** Dataset **
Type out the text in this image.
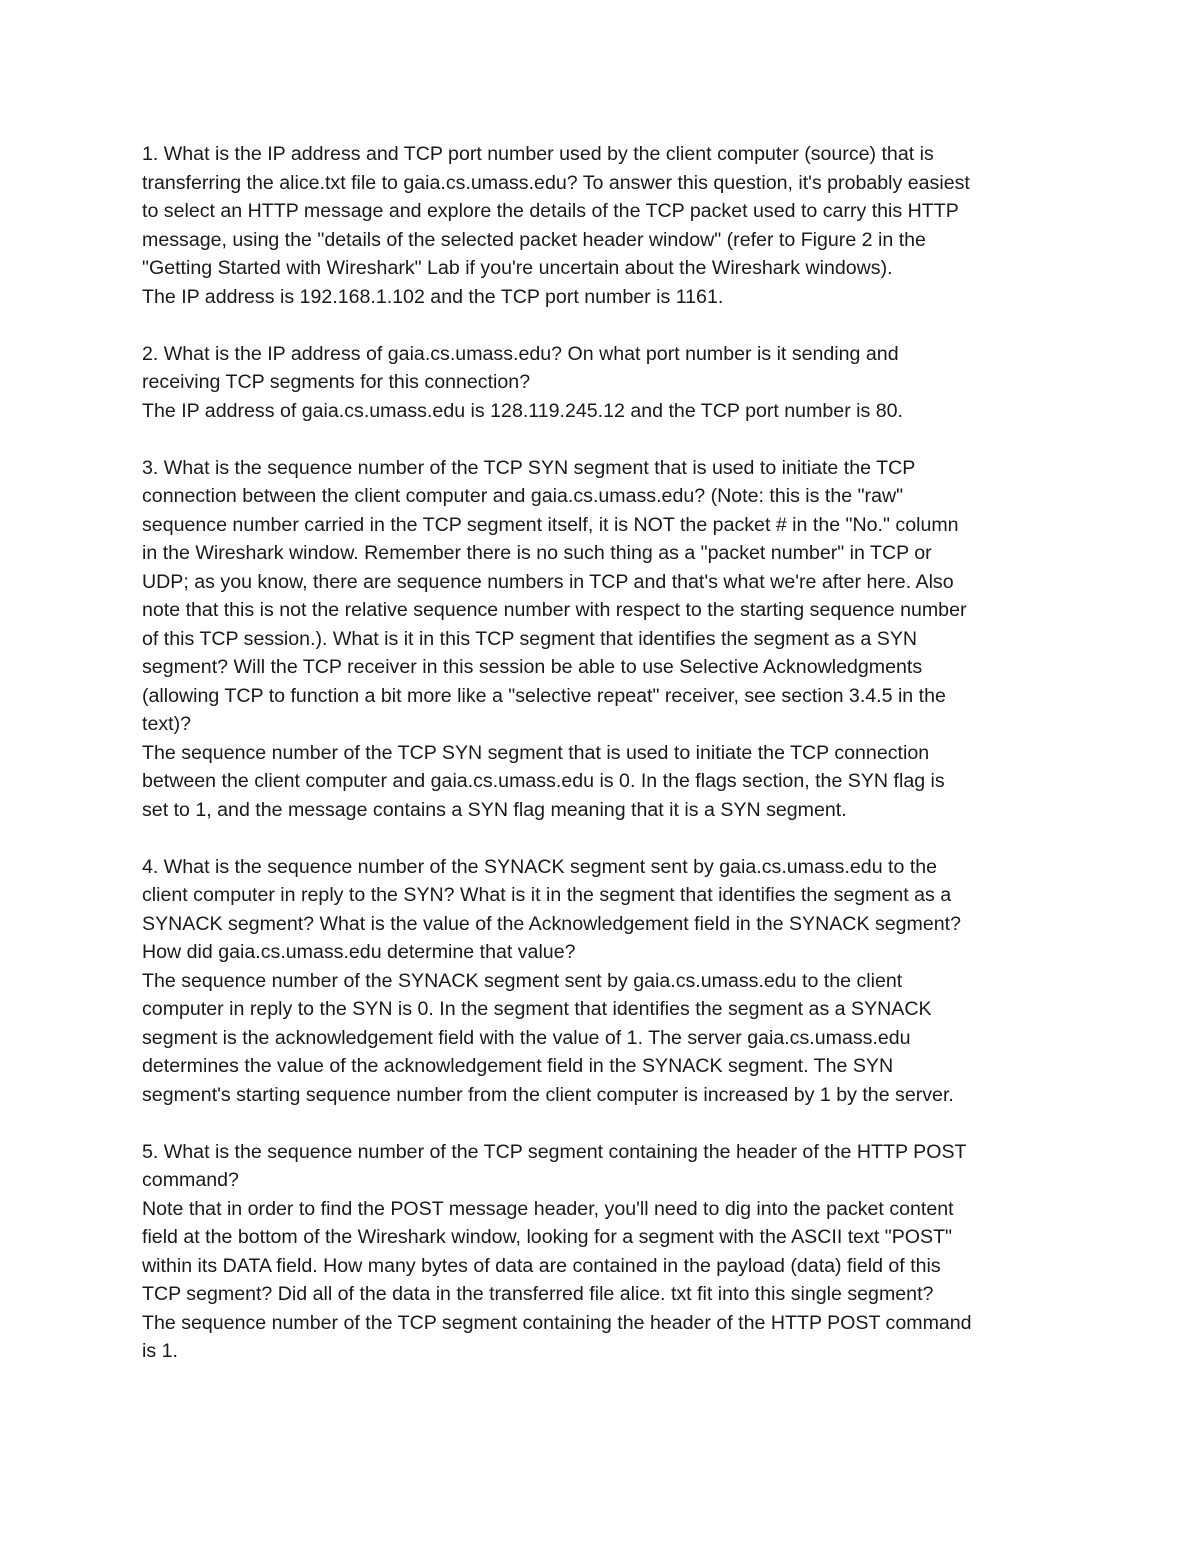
1. What is the IP address and TCP port number used by the client computer (source) that is
transferring the alice.txt file to gaia.cs.umass.edu? To answer this question, it's probably easiest
to select an HTTP message and explore the details of the TCP packet used to carry this HTTP
message, using the "details of the selected packet header window" (refer to Figure 2 in the
"Getting Started with Wireshark" Lab if you're uncertain about the Wireshark windows).
The IP address is 192.168.1.102 and the TCP port number is 1161.
2. What is the IP address of gaia.cs.umass.edu? On what port number is it sending and
receiving TCP segments for this connection?
The IP address of gaia.cs.umass.edu is 128.119.245.12 and the TCP port number is 80.
3. What is the sequence number of the TCP SYN segment that is used to initiate the TCP
connection between the client computer and gaia.cs.umass.edu? (Note: this is the "raw"
sequence number carried in the TCP segment itself, it is NOT the packet # in the "No." column
in the Wireshark window. Remember there is no such thing as a "packet number" in TCP or
UDP; as you know, there are sequence numbers in TCP and that's what we're after here. Also
note that this is not the relative sequence number with respect to the starting sequence number
of this TCP session.). What is it in this TCP segment that identifies the segment as a SYN
segment? Will the TCP receiver in this session be able to use Selective Acknowledgments
(allowing TCP to function a bit more like a "selective repeat" receiver, see section 3.4.5 in the
text)?
The sequence number of the TCP SYN segment that is used to initiate the TCP connection
between the client computer and gaia.cs.umass.edu is 0. In the flags section, the SYN flag is
set to 1, and the message contains a SYN flag meaning that it is a SYN segment.
4. What is the sequence number of the SYNACK segment sent by gaia.cs.umass.edu to the
client computer in reply to the SYN? What is it in the segment that identifies the segment as a
SYNACK segment? What is the value of the Acknowledgement field in the SYNACK segment?
How did gaia.cs.umass.edu determine that value?
The sequence number of the SYNACK segment sent by gaia.cs.umass.edu to the client
computer in reply to the SYN is 0. In the segment that identifies the segment as a SYNACK
segment is the acknowledgement field with the value of 1. The server gaia.cs.umass.edu
determines the value of the acknowledgement field in the SYNACK segment. The SYN
segment's starting sequence number from the client computer is increased by 1 by the server.
5. What is the sequence number of the TCP segment containing the header of the HTTP POST
command?
Note that in order to find the POST message header, you'll need to dig into the packet content
field at the bottom of the Wireshark window, looking for a segment with the ASCII text "POST"
within its DATA field. How many bytes of data are contained in the payload (data) field of this
TCP segment? Did all of the data in the transferred file alice. txt fit into this single segment?
The sequence number of the TCP segment containing the header of the HTTP POST command
is 1.
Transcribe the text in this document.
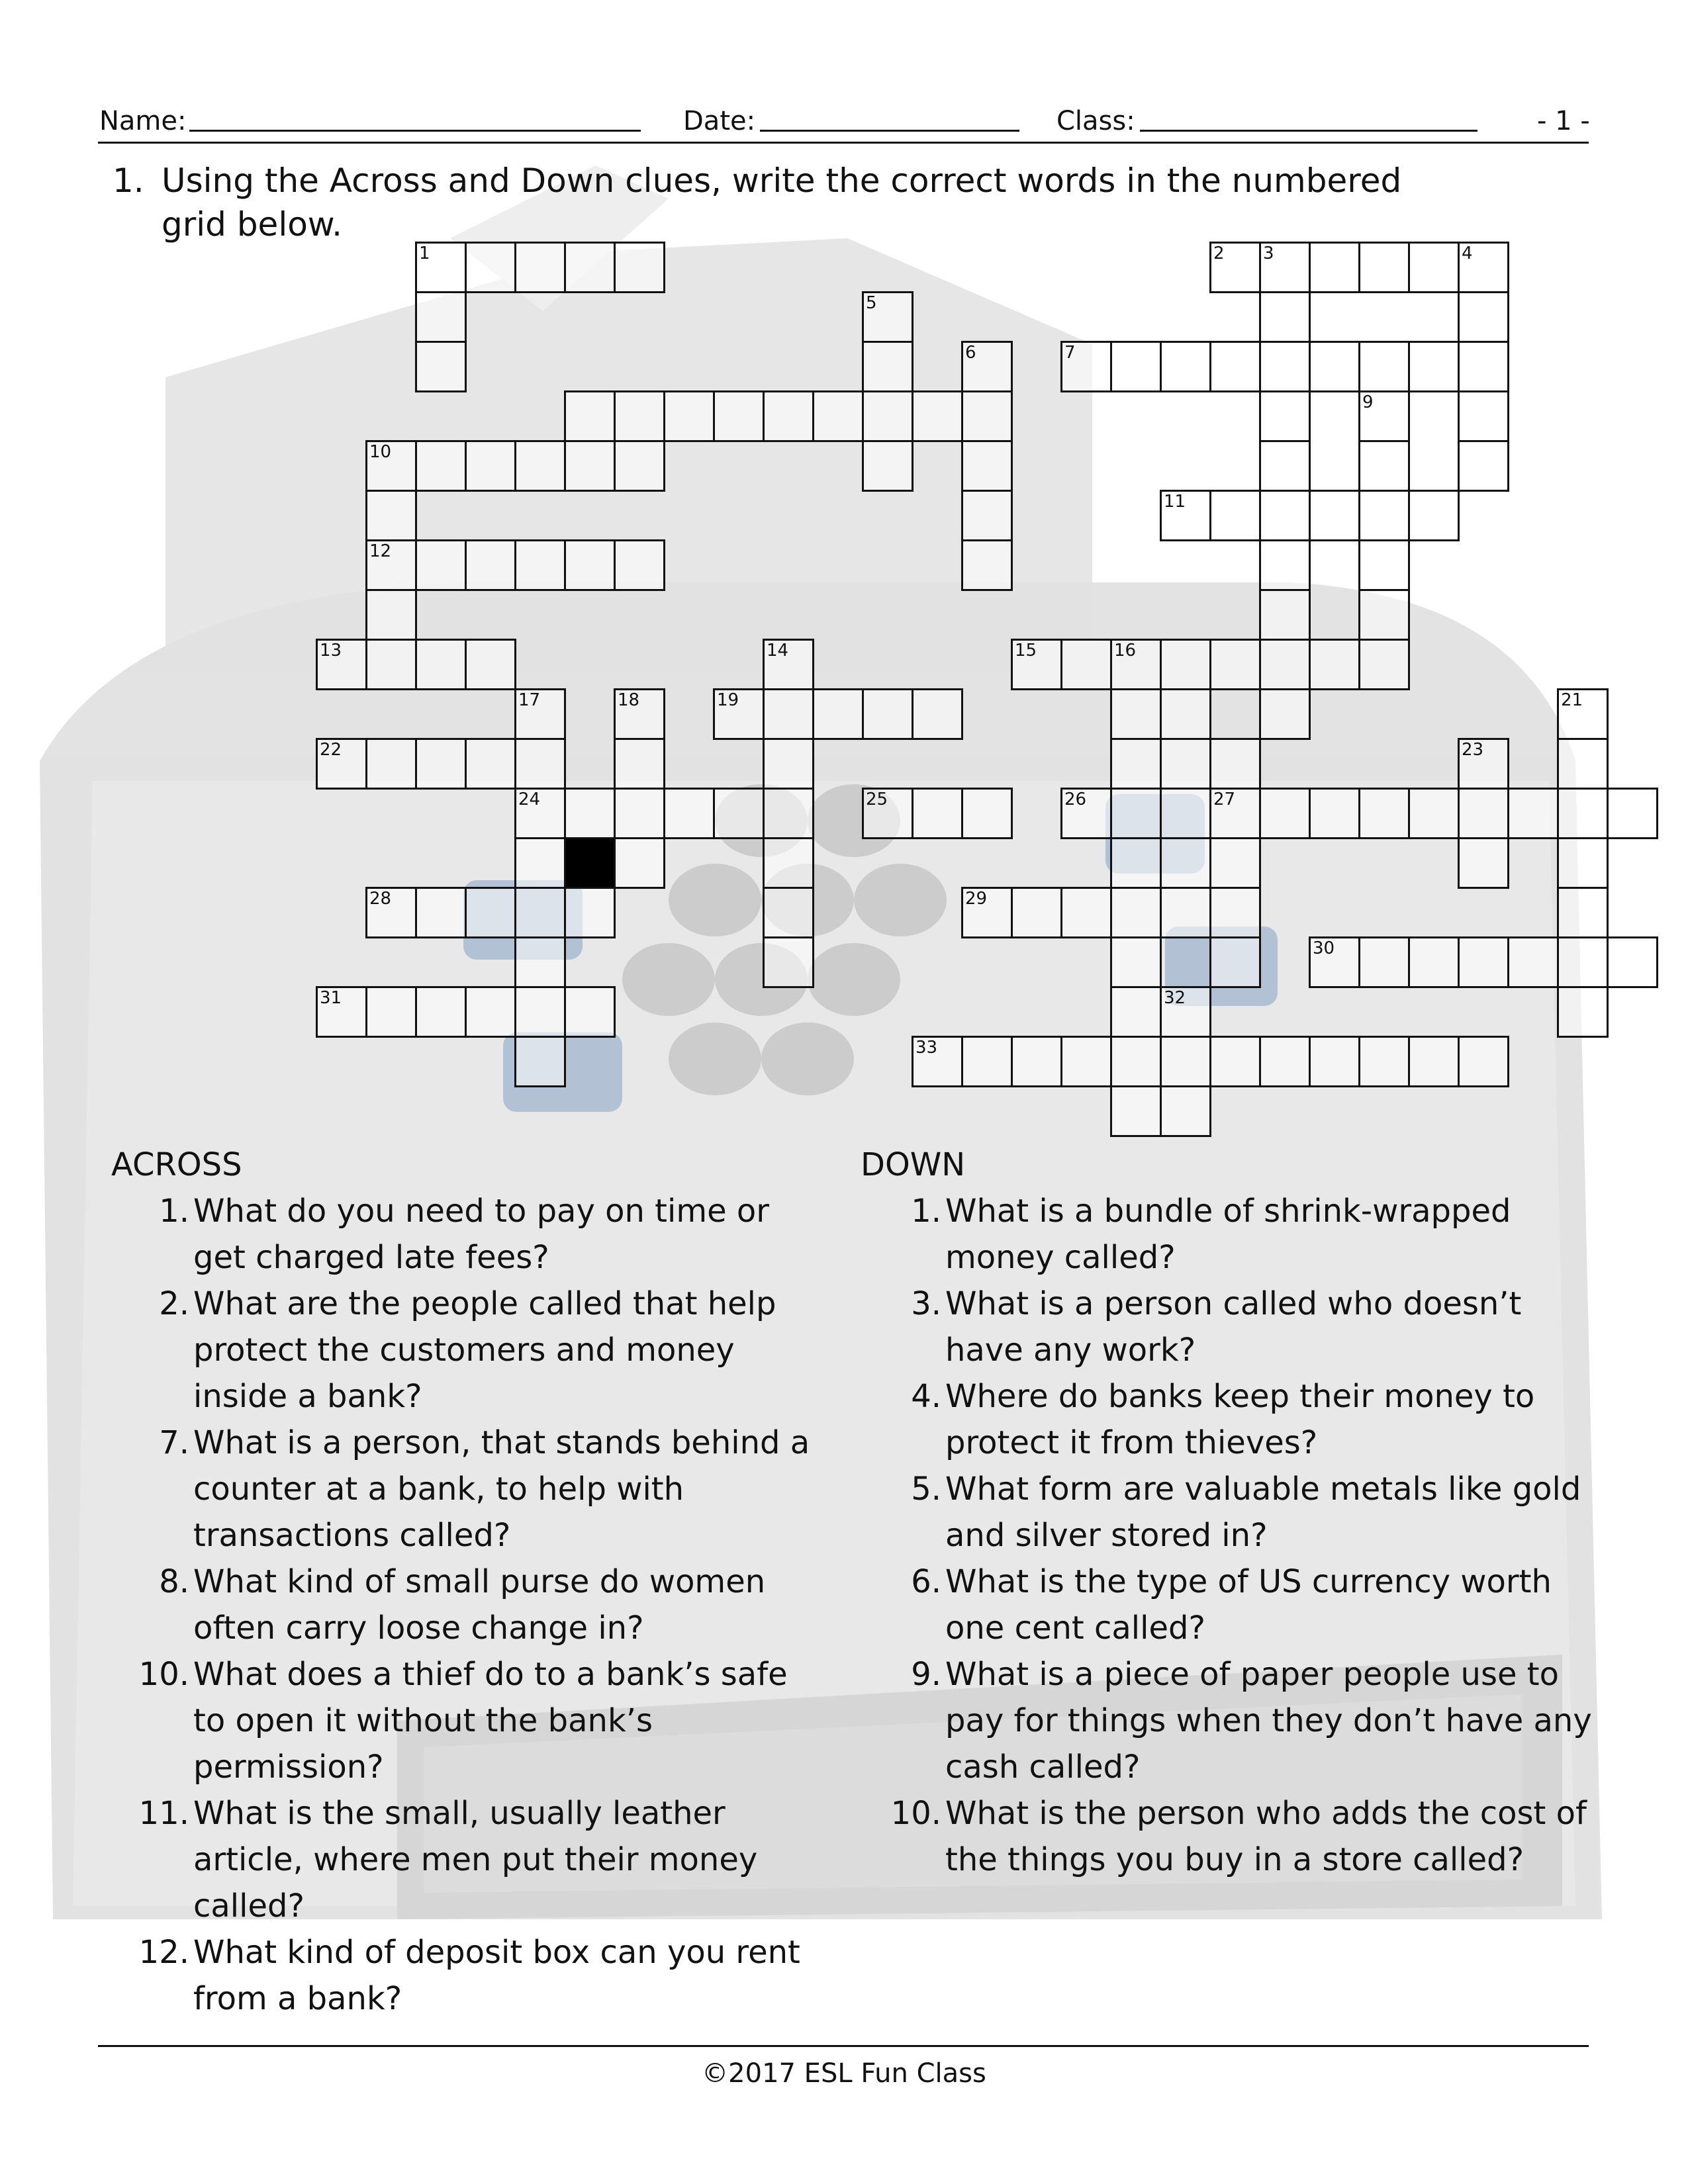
Name:	Date:	Class:	- 1 -
1. Using the Across and Down clues, write the correct words in the numbered grid below.
1	2 3
7
10
11
12
13	15	16
19
22
24	25	26	27
28	29
30
31
33
4
5
6
9
14
21
23
17	18
32
ACROSS
1. What do you need to pay on time or get charged late fees?
2. What are the people called that help protect the customers and money inside a bank?
7. What is a person, that stands behind a counter at a bank, to help with transactions called?
8. What kind of small purse do women often carry loose change in?
10. What does a thief do to a bank’s safe to open it without the bank’s permission?
11. What is the small, usually leather article, where men put their money called?
12. What kind of deposit box can you rent from a bank?
DOWN
1. What is a bundle of shrink-wrapped money called?
3. What is a person called who doesn’t have any work?
4. Where do banks keep their money to protect it from thieves?
5. What form are valuable metals like gold and silver stored in?
6. What is the type of US currency worth one cent called?
9. What is a piece of paper people use to pay for things when they don’t have any cash called?
10. What is the person who adds the cost of the things you buy in a store called?
©2017 ESL Fun Class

** Description of the task **
Scan the material above. Return every line containing the string "carry".

** Result of this task **
to select an HTTP message and explore the details of the TCP packet used to carry this HTTP
8. What kind of small purse do women often carry loose change in?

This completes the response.